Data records
- - -
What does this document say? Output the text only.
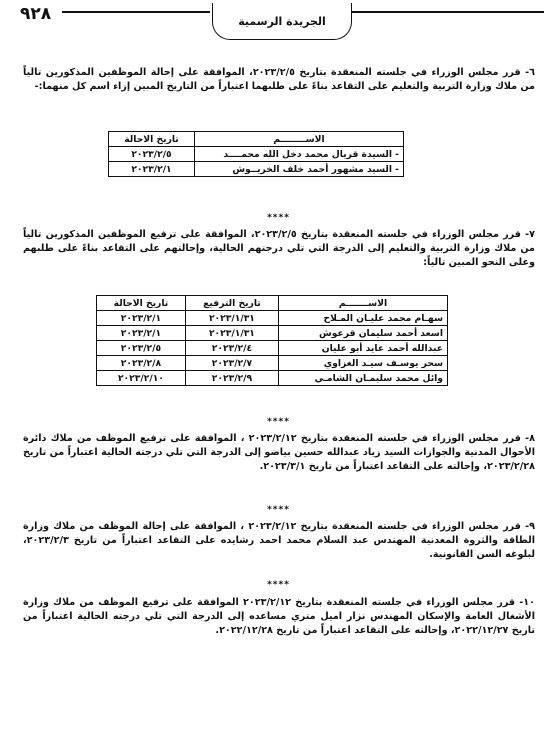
٩٢٨	الجريدة الرسمية
٦- قرر مجلس الوزراء في جلسته المنعقدة بتاريخ ٢٠٢٣/٢/٥، الموافقة على إحالة الموظفين المذكورين تالياً من ملاك وزارة التربية والتعليم على التقاعد بناءً على طلبهما اعتباراً من التاريخ المبين إزاء اسم كل منهما:-
الاســــــــم	تاريخ الاحالة
- السيدة قريال محمد دخل الله محمــــد	٢٠٢٣/٢/٥
- السيد مشهور أحمد خلف الخريــوش	٢٠٢٣/٢/١
****
٧- قرر مجلس الوزراء في جلسته المنعقدة بتاريخ ٢٠٢٣/٢/٥، الموافقة على ترفيع الموظفين المذكورين تالياً من ملاك وزارة التربية والتعليم إلى الدرجة التي تلي درجتهم الحالية، وإحالتهم على التقاعد بناءً على طلبهم وعلى النحو المبين تالياً:
الاســـــــم	تاريخ الترفيع	تاريخ الاحالة
سهـام محمد عليـان المـلاح	٢٠٢٣/١/٣١	٢٠٢٣/٢/١
اسعد أحمد سليمان قرعوش	٢٠٢٣/١/٣١	٢٠٢٣/٢/١
عبدالله أحمد عايد أبو عليان	٢٠٢٣/٢/٤	٢٠٢٣/٢/٥
سحر يوسـف سيـد الغزاوي	٢٠٢٣/٢/٧	٢٠٢٣/٢/٨
وائل محمد سليمـان الشامـي	٢٠٢٣/٢/٩	٢٠٢٣/٢/١٠
****
٨- قرر مجلس الوزراء في جلسته المنعقدة بتاريخ ٢٠٢٣/٢/١٢ ، الموافقة على ترفيع الموظف من ملاك دائرة الأحوال المدنية والجوازات السيد زياد عبدالله حسين بياضو إلى الدرجة التي تلي درجته الحالية اعتباراً من تاريخ ٢٠٢٣/٢/٢٨، وإحالته على التقاعد اعتباراً من تاريخ ٢٠٢٣/٣/١.
****
٩- قرر مجلس الوزراء في جلسته المنعقدة بتاريخ ٢٠٢٣/٢/١٢ ، الموافقة على إحالة الموظف من ملاك وزارة الطاقة والثروة المعدنية المهندس عبد السلام محمد احمد رشايده على التقاعد اعتباراً من تاريخ ٢٠٢٣/٢/٣، لبلوغه السن القانونية.
****
١٠- قرر مجلس الوزراء في جلسته المنعقدة بتاريخ ٢٠٢٣/٢/١٢ الموافقة على ترفيع الموظف من ملاك وزارة الأشغال العامة والإسكان المهندس نزار اميل متري مساعده إلى الدرجة التي تلي درجته الحالية اعتباراً من تاريخ ٢٠٢٢/١٢/٢٧، وإحالته على التقاعد اعتباراً من تاريخ ٢٠٢٢/١٢/٢٨.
- - -
**EXERCISE PROMPT:**
Reproduce the full listing faithfully, but do not carry over any pictures.

**COMPLETED EXERCISE:**
What does this document say? Output the text only.
٩٢٨	الجريدة الرسمية
٦- قرر مجلس الوزراء في جلسته المنعقدة بتاريخ ٢٠٢٣/٢/٥، الموافقة على إحالة الموظفين المذكورين تالياً من ملاك وزارة التربية والتعليم على التقاعد بناءً على طلبهما اعتباراً من التاريخ المبين إزاء اسم كل منهما:-
الاســــــــم	تاريخ الاحالة
- السيدة قريال محمد دخل الله محمــــد	٢٠٢٣/٢/٥
- السيد مشهور أحمد خلف الخريــوش	٢٠٢٣/٢/١
****
٧- قرر مجلس الوزراء في جلسته المنعقدة بتاريخ ٢٠٢٣/٢/٥، الموافقة على ترفيع الموظفين المذكورين تالياً من ملاك وزارة التربية والتعليم إلى الدرجة التي تلي درجتهم الحالية، وإحالتهم على التقاعد بناءً على طلبهم وعلى النحو المبين تالياً:
الاســـــــم	تاريخ الترفيع	تاريخ الاحالة
سهـام محمد عليـان المـلاح	٢٠٢٣/١/٣١	٢٠٢٣/٢/١
اسعد أحمد سليمان قرعوش	٢٠٢٣/١/٣١	٢٠٢٣/٢/١
عبدالله أحمد عايد أبو عليان	٢٠٢٣/٢/٤	٢٠٢٣/٢/٥
سحر يوسـف سيـد الغزاوي	٢٠٢٣/٢/٧	٢٠٢٣/٢/٨
وائل محمد سليمـان الشامـي	٢٠٢٣/٢/٩	٢٠٢٣/٢/١٠
****
٨- قرر مجلس الوزراء في جلسته المنعقدة بتاريخ ٢٠٢٣/٢/١٢ ، الموافقة على ترفيع الموظف من ملاك دائرة الأحوال المدنية والجوازات السيد زياد عبدالله حسين بياضو إلى الدرجة التي تلي درجته الحالية اعتباراً من تاريخ ٢٠٢٣/٢/٢٨، وإحالته على التقاعد اعتباراً من تاريخ ٢٠٢٣/٣/١.
****
٩- قرر مجلس الوزراء في جلسته المنعقدة بتاريخ ٢٠٢٣/٢/١٢ ، الموافقة على إحالة الموظف من ملاك وزارة الطاقة والثروة المعدنية المهندس عبد السلام محمد احمد رشايده على التقاعد اعتباراً من تاريخ ٢٠٢٣/٢/٣، لبلوغه السن القانونية.
****
١٠- قرر مجلس الوزراء في جلسته المنعقدة بتاريخ ٢٠٢٣/٢/١٢ الموافقة على ترفيع الموظف من ملاك وزارة الأشغال العامة والإسكان المهندس نزار اميل متري مساعده إلى الدرجة التي تلي درجته الحالية اعتباراً من تاريخ ٢٠٢٢/١٢/٢٧، وإحالته على التقاعد اعتباراً من تاريخ ٢٠٢٢/١٢/٢٨.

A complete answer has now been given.